§ **PROBLEM DESCRIPTION**: With "Enumerate" as the search word, show every line of the material that has it.

*** LISTED RECORDS ***

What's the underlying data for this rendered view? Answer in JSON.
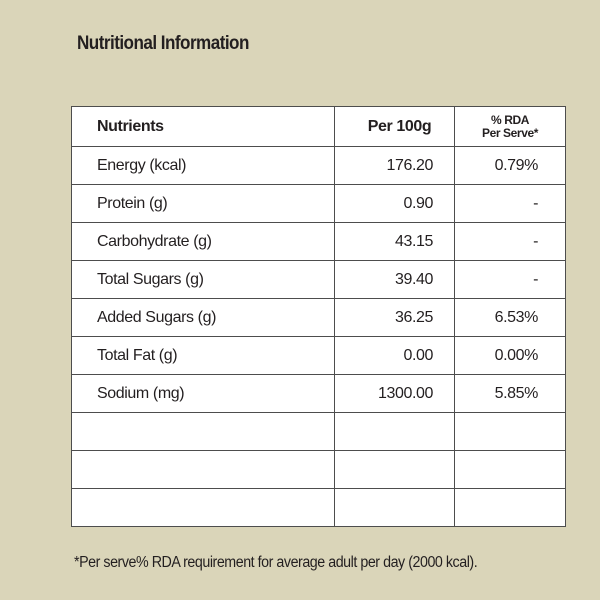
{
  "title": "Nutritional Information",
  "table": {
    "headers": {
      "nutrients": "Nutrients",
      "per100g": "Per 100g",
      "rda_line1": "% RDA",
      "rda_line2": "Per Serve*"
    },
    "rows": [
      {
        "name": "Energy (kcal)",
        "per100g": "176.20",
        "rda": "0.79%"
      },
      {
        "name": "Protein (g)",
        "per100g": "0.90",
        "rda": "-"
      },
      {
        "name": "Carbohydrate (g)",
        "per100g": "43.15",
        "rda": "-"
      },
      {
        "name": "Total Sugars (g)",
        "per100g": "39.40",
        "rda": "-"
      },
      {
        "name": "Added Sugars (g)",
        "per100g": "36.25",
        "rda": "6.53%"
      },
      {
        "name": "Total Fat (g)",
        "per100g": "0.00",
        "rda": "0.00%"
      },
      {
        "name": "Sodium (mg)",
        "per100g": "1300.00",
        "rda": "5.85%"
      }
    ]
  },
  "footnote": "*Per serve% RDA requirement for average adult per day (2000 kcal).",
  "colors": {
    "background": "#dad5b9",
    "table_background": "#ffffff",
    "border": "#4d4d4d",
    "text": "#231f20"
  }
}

*** End of LISTED RECORDS ***
*** LISTED RECORDS ***

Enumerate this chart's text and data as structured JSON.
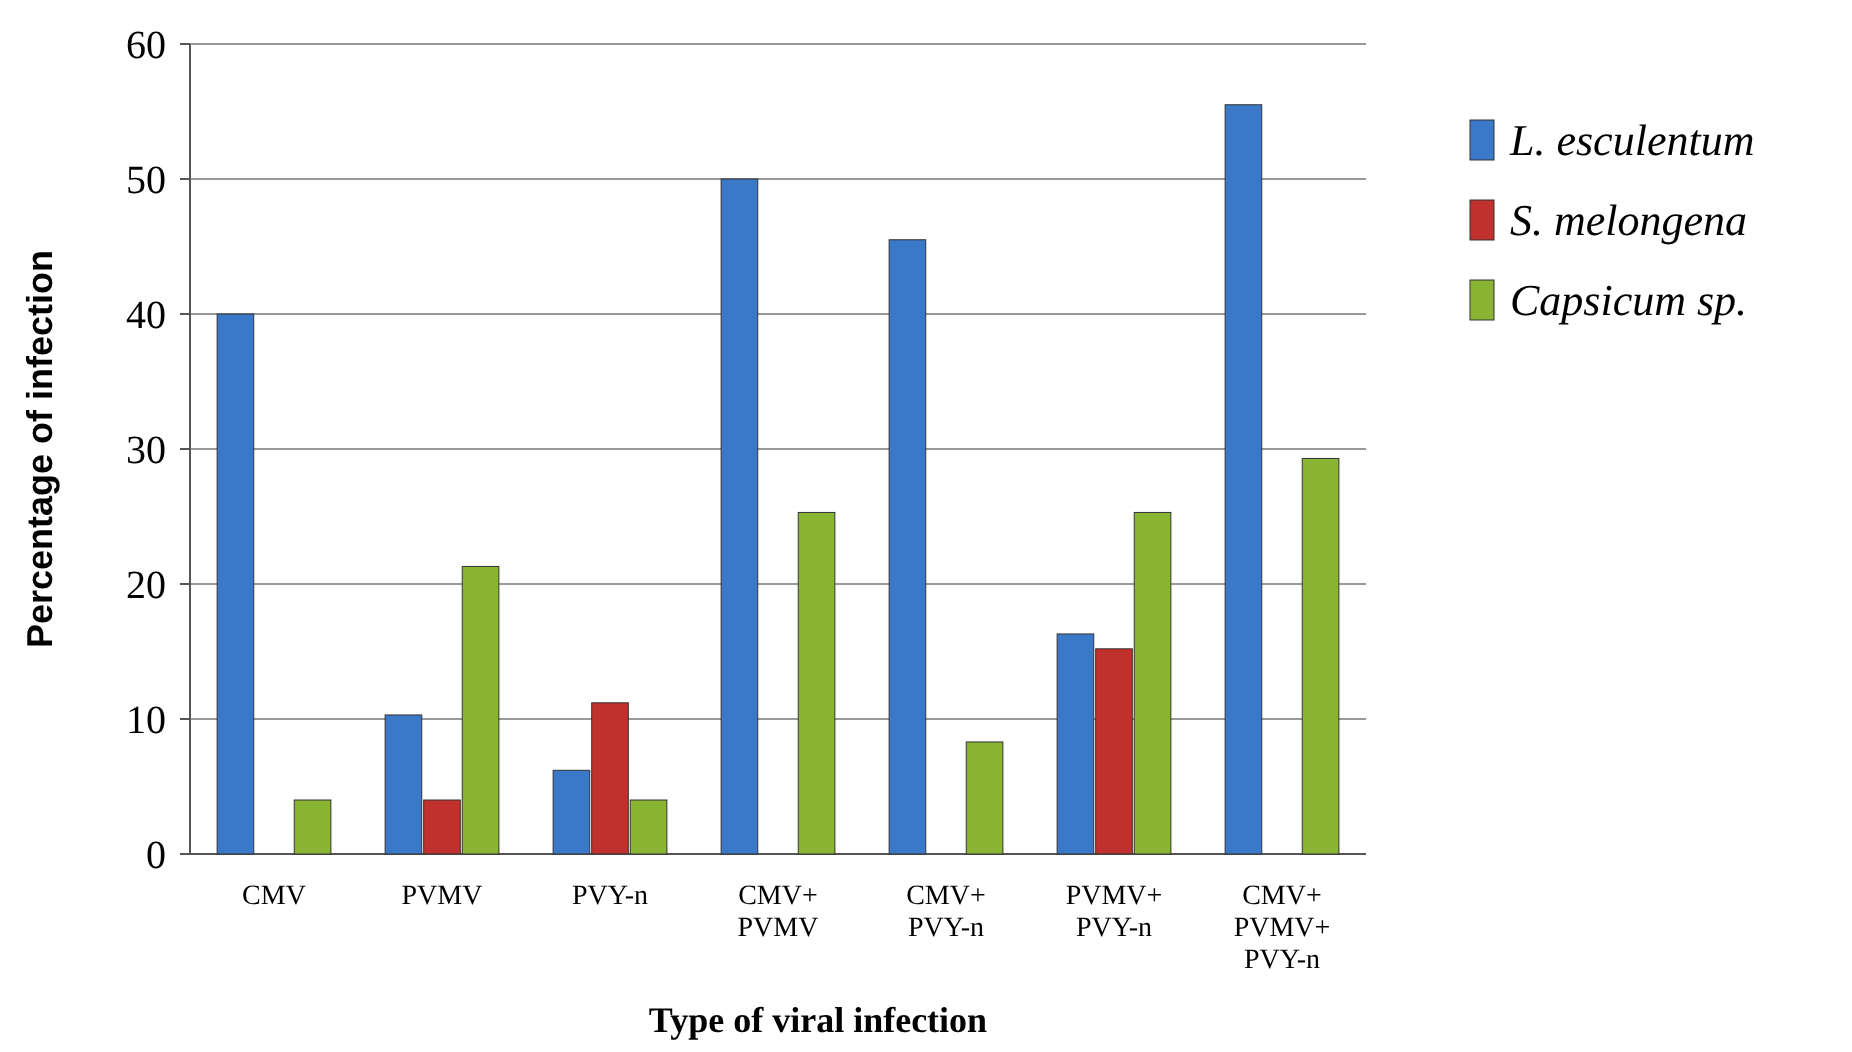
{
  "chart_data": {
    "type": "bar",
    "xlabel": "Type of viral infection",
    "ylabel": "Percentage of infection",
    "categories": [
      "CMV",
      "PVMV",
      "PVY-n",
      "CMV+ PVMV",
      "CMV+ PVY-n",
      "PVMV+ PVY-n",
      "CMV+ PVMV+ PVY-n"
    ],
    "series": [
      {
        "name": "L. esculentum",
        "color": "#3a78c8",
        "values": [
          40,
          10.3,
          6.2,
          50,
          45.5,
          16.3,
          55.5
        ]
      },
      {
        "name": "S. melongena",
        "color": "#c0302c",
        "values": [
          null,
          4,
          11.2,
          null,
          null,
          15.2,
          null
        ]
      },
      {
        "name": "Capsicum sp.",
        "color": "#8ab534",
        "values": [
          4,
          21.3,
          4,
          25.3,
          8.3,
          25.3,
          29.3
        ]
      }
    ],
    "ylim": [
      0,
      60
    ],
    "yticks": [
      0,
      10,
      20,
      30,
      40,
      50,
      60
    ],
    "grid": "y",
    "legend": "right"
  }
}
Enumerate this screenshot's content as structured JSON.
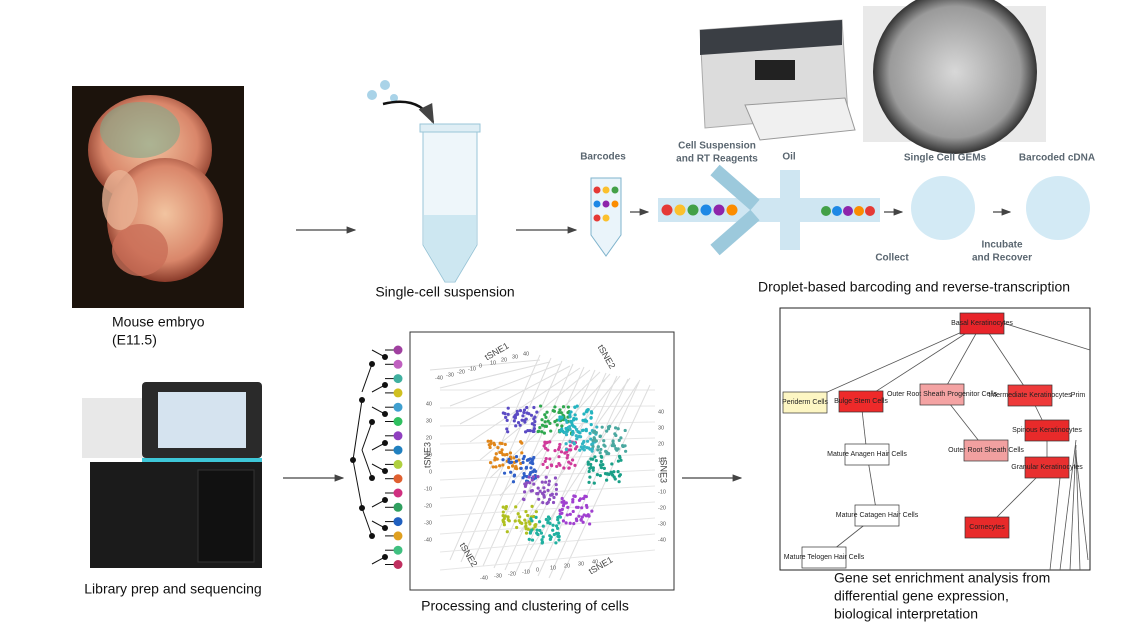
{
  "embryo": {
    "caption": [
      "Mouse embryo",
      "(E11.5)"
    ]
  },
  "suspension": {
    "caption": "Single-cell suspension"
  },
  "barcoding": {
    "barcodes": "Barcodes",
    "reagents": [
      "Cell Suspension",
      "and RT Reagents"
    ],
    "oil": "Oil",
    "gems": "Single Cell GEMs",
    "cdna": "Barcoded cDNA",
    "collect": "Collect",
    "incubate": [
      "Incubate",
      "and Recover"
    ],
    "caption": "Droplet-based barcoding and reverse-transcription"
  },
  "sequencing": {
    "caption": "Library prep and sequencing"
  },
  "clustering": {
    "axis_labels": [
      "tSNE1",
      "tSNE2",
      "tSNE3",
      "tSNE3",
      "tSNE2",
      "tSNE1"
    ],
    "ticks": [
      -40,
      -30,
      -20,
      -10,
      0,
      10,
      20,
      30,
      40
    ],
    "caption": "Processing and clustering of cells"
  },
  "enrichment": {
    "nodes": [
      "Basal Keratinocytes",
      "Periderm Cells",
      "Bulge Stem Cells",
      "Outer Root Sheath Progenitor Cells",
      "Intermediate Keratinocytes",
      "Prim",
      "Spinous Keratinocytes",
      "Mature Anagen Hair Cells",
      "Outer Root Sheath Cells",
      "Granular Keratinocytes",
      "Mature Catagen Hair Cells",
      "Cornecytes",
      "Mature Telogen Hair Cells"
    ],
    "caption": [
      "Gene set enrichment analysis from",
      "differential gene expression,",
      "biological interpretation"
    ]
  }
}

*** End of LISTED RECORDS ***
*** LISTED RECORDS ***

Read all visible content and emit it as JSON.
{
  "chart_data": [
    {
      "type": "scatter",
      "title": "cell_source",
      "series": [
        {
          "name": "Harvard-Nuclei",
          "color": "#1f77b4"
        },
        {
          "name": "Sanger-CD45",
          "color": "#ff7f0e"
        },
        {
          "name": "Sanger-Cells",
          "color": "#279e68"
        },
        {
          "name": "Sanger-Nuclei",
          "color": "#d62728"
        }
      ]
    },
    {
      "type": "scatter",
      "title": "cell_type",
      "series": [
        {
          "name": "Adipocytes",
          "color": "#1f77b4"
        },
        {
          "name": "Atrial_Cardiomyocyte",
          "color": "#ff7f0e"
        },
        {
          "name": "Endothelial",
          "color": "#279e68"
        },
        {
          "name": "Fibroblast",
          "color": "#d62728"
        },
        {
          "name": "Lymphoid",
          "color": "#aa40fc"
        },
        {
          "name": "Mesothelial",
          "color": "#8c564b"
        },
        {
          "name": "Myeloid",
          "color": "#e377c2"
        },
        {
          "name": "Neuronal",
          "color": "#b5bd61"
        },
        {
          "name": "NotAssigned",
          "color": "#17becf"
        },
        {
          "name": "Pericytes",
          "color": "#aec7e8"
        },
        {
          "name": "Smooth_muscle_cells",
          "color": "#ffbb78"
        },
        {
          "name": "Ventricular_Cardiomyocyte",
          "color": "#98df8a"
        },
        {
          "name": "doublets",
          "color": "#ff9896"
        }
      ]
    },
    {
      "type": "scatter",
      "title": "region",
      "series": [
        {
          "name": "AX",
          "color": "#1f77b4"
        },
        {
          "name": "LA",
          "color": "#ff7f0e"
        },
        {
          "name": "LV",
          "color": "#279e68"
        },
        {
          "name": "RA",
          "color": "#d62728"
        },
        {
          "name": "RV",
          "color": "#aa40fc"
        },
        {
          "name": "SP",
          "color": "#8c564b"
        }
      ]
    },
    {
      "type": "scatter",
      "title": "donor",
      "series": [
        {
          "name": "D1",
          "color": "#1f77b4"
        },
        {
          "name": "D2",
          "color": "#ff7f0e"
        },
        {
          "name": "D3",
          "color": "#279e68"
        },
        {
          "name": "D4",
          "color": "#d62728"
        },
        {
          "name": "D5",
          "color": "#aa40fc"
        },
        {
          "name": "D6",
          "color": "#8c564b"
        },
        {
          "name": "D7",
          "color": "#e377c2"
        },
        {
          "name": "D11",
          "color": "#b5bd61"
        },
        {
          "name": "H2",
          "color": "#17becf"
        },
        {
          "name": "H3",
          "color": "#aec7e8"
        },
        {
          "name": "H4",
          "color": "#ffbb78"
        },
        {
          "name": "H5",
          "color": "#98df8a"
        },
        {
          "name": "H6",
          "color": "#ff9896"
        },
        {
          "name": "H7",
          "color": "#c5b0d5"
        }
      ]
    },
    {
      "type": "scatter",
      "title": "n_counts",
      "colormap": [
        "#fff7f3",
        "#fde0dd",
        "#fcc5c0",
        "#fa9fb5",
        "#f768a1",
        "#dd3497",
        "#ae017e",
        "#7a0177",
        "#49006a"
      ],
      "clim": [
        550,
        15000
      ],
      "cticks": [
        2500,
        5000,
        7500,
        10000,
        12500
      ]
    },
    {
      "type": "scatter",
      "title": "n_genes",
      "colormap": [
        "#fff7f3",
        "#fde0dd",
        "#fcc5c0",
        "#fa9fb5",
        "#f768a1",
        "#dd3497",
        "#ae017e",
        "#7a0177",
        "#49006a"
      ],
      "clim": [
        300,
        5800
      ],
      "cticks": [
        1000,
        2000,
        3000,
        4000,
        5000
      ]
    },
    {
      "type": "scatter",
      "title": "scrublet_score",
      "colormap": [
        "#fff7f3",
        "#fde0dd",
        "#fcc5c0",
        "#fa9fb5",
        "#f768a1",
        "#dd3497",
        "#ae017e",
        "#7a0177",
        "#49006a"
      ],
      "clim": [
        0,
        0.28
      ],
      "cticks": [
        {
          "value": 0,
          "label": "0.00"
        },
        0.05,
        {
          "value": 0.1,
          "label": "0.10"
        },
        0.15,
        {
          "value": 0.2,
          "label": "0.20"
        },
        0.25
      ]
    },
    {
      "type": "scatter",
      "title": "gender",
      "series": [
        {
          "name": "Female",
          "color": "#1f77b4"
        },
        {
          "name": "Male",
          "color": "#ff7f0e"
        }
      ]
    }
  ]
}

*** End of LISTED RECORDS ***

§ **SOLUTION FOR THIS TASK**:
Enumerate this chart's text and data as structured JSON.
Enumerate this screenshot's content as structured JSON.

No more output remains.